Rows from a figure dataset
::::

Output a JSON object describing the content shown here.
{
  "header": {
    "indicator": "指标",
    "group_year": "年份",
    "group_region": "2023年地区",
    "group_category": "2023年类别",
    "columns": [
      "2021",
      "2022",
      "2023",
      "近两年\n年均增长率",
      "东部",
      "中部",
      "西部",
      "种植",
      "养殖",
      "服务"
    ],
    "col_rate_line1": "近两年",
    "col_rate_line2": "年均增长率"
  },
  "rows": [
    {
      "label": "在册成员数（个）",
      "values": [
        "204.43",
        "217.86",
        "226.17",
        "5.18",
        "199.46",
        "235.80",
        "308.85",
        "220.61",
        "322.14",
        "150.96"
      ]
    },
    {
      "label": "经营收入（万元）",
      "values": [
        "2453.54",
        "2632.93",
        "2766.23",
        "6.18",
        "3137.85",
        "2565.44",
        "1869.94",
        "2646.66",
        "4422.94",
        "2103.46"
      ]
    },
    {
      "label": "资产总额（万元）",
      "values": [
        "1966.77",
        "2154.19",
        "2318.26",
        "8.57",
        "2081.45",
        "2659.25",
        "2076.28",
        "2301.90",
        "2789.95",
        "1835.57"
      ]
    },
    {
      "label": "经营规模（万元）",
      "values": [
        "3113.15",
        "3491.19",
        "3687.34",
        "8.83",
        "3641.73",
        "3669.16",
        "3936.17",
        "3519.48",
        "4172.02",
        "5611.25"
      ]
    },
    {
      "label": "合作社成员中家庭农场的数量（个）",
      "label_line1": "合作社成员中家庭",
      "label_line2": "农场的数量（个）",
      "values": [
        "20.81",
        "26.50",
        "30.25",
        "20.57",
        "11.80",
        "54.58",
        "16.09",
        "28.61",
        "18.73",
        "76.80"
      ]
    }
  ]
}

::::

> [Objective]
Give back all the data exactly as written.

> [The response]
Output a JSON object describing the content shown here.
{
  "header": {
    "indicator": "指标",
    "group_year": "年份",
    "group_region": "2023年地区",
    "group_category": "2023年类别",
    "columns": [
      "2021",
      "2022",
      "2023",
      "近两年\n年均增长率",
      "东部",
      "中部",
      "西部",
      "种植",
      "养殖",
      "服务"
    ],
    "col_rate_line1": "近两年",
    "col_rate_line2": "年均增长率"
  },
  "rows": [
    {
      "label": "在册成员数（个）",
      "values": [
        "204.43",
        "217.86",
        "226.17",
        "5.18",
        "199.46",
        "235.80",
        "308.85",
        "220.61",
        "322.14",
        "150.96"
      ]
    },
    {
      "label": "经营收入（万元）",
      "values": [
        "2453.54",
        "2632.93",
        "2766.23",
        "6.18",
        "3137.85",
        "2565.44",
        "1869.94",
        "2646.66",
        "4422.94",
        "2103.46"
      ]
    },
    {
      "label": "资产总额（万元）",
      "values": [
        "1966.77",
        "2154.19",
        "2318.26",
        "8.57",
        "2081.45",
        "2659.25",
        "2076.28",
        "2301.90",
        "2789.95",
        "1835.57"
      ]
    },
    {
      "label": "经营规模（万元）",
      "values": [
        "3113.15",
        "3491.19",
        "3687.34",
        "8.83",
        "3641.73",
        "3669.16",
        "3936.17",
        "3519.48",
        "4172.02",
        "5611.25"
      ]
    },
    {
      "label": "合作社成员中家庭农场的数量（个）",
      "label_line1": "合作社成员中家庭",
      "label_line2": "农场的数量（个）",
      "values": [
        "20.81",
        "26.50",
        "30.25",
        "20.57",
        "11.80",
        "54.58",
        "16.09",
        "28.61",
        "18.73",
        "76.80"
      ]
    }
  ]
}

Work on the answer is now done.